Text shown –
○ ○ ○

Subject: Re: [RFC PATCH v7 01/19] Add a new structure for skb buffer from external.

On Sun, Jun 20, 2010 at 02:47:19PM +0300, Michael S. Tsirkin wrote:
>
> Let's do this then. So far the virtio spec avoided making layout
> assumptions, leaving guests lay out data as they see fit.
> Isn't it possible to keep supporting this with zero copy for hardware
> that can issue DMA at arbitrary addresses?

I think you're mistaken with respect to what is being proposed.
Raising 512 bytes isn't a hard constraint, it is merely an
optimisation for Intel NICs because their PS mode can produce
a head fragment of up to 512 bytes.

If the guest didn't allocate 512 bytes it wouldn't be the end of
the world, it'd just mean that we'd either copy whatever is in
the head fragment, or we waste 4096-X bytes of memory where X
is the number of bytes in the head.

Cheers,
--
Visit Openswan at http://www.openswan.org/
Email: Herbert Xu ~{PmV>HI~} <[email protected]>
Home Page: http://gondor.apana.org.au/~herbert/
PGP Key: http://gondor.apana.org.au/~herbert/pubkey.txt

2010-06-20 12:54:10

by Michael S. Tsirkin

[permalink] [raw]

Subject: Re: [RFC PATCH v7 01/19] Add a new structure for skb buffer from external.

On Sun, Jun 20, 2010 at 09:59:26PM +1000, Herbert Xu wrote:
> On Sun, Jun 20, 2010 at 02:47:19PM +0300, Michael S. Tsirkin wrote:
> >
> > Let's do this then. So far the virtio spec avoided making layout
> > assumptions, leaving guests lay out data as they see fit.
> > Isn't it possible to keep supporting this with zero copy for hardware
> > that can issue DMA at arbitrary addresses?
>
> I think you're mistaken with respect to what is being proposed.
> Raising 512 bytes isn't a hard constraint, it is merely an
> optimisation for Intel NICs because their PS mode can produce
> a head fragment of up to 512 bytes.
>
Thanks for the clarification. So what is discussed here is
the API changes that will enable this optimization?
Of couse, it makes sense to consider this to try and avoid code churn
in the future.

As a side note, I hope to see a basic zero copy implementation with
GSO/GRO that beats copy in host convincingly before work is started on
further optimizations, though.

> If the guest didn't allocate 512 bytes it wouldn't be the end of
> the world, it'd just mean that we'd either copy whatever is in
> the head fragment,
I don't know how much will copying the head cost.

> or we waste 4096-X bytes of memory where X
> is the number of bytes in the head.

○ ○ ○

Provided material –

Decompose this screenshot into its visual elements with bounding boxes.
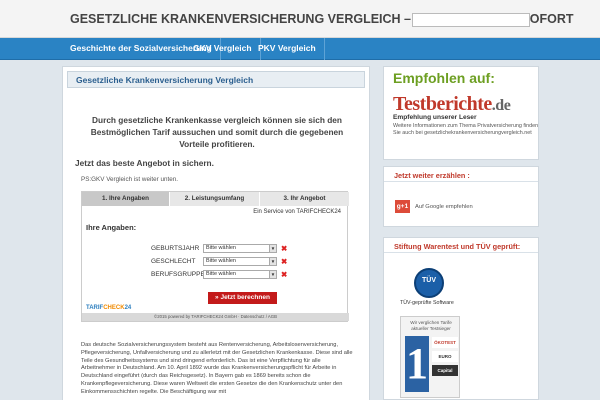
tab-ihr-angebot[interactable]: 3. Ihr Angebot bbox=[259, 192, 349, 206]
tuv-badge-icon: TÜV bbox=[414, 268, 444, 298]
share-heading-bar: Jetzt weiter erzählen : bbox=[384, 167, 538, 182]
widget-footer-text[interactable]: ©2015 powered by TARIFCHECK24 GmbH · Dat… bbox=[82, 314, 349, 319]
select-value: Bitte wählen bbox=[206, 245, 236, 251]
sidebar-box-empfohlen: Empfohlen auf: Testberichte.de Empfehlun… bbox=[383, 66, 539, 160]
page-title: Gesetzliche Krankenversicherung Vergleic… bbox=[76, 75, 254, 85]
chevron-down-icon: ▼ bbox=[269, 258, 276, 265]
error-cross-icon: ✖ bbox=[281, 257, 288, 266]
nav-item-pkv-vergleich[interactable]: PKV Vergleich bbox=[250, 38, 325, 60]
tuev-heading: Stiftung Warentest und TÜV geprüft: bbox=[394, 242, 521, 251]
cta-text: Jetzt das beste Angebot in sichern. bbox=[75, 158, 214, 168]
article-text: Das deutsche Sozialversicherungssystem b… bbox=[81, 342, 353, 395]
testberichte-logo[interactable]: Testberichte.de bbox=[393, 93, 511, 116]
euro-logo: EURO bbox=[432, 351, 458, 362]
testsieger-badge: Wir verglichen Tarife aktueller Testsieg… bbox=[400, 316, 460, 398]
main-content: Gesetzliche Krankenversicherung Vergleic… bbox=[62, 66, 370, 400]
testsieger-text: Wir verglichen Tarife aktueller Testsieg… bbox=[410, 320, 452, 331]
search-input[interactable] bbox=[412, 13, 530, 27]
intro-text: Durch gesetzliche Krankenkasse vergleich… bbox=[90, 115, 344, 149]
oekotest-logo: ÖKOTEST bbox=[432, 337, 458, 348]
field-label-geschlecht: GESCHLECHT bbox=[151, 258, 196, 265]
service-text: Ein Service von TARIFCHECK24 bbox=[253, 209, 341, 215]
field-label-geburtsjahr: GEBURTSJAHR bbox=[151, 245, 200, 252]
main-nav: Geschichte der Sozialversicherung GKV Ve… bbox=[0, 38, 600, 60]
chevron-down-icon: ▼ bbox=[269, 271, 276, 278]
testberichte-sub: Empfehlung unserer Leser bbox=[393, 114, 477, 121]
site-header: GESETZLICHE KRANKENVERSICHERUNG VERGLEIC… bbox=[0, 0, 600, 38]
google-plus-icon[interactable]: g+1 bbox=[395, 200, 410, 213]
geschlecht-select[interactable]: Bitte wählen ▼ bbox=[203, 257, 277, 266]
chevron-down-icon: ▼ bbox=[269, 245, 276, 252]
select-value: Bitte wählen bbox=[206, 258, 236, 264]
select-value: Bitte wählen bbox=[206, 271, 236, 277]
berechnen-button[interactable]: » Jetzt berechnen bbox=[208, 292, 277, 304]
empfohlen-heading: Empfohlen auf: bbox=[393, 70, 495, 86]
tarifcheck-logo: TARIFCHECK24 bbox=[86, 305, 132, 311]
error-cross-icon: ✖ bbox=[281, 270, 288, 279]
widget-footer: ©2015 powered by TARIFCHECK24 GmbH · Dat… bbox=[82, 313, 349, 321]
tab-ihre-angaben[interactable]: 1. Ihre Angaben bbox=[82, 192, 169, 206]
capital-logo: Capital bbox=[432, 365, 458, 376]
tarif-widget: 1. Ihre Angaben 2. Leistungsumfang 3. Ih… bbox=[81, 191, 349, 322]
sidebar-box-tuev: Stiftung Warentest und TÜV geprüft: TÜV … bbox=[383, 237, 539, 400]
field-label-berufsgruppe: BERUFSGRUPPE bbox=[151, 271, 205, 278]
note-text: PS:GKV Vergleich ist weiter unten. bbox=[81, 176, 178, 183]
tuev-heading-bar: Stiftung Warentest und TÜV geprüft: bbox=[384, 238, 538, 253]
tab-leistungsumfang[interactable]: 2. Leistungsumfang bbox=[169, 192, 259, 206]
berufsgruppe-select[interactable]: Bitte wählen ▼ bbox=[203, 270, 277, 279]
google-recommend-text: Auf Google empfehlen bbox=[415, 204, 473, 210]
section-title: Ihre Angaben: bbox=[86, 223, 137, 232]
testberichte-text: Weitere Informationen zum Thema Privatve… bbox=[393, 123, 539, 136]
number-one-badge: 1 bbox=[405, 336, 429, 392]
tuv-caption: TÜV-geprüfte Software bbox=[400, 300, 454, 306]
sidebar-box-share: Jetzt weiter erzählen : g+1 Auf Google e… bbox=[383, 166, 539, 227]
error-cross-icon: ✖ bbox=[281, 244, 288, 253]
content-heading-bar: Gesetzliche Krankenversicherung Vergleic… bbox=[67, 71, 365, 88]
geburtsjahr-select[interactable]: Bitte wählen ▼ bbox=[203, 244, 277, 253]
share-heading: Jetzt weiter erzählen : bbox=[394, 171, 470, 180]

○ ○ ○

Task prompt –
Copy out everything in the patch discussion above from "Of couse, it" down to "the head cost.".

Exercise solution –
Of couse, it makes sense to consider this to try and avoid code churn
in the future.

As a side note, I hope to see a basic zero copy implementation with
GSO/GRO that beats copy in host convincingly before work is started on
further optimizations, though.

> If the guest didn't allocate 512 bytes it wouldn't be the end of
> the world, it'd just mean that we'd either copy whatever is in
> the head fragment,
I don't know how much will copying the head cost.